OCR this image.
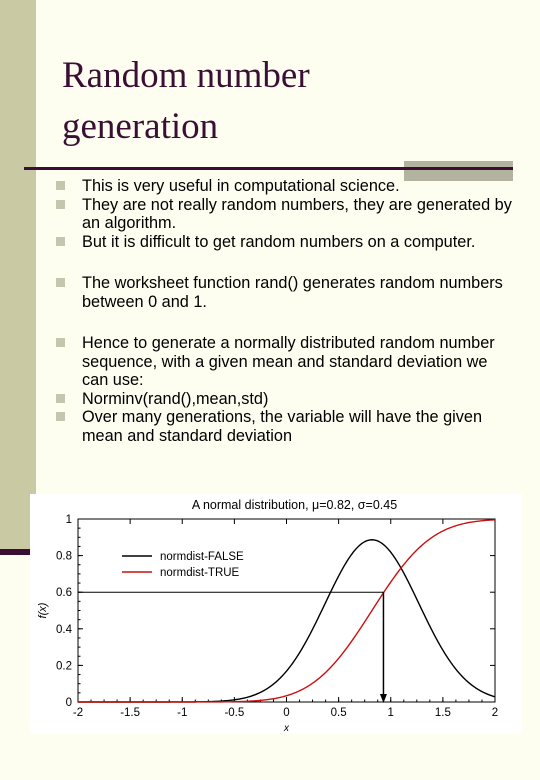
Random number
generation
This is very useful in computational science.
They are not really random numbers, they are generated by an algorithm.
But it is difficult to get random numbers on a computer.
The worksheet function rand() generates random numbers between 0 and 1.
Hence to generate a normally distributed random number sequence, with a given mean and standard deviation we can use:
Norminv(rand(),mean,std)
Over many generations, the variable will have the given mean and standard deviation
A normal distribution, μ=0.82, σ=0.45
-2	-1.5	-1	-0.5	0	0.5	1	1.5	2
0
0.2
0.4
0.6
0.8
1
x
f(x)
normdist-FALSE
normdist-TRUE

○ ○ ○

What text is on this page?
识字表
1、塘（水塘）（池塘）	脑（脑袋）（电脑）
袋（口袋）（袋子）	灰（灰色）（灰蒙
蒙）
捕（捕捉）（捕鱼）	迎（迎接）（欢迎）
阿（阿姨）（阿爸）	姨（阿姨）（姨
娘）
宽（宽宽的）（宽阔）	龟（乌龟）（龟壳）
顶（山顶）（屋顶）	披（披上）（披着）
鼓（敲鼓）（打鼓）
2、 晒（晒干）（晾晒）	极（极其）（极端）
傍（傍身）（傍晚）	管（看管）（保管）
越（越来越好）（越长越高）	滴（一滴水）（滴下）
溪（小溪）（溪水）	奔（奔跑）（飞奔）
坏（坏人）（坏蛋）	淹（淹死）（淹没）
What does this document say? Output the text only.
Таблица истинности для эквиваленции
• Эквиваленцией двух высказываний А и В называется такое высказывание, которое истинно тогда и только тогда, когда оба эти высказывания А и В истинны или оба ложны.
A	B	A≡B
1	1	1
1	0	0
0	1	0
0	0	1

○ ○ ○

▶ _Work required_: Pull out all lines of the data with the string "given".

▶ _Full output_:
Hence to generate a normally distributed random number sequence, with a given mean and standard deviation we can use:
Over many generations, the variable will have the given mean and standard deviation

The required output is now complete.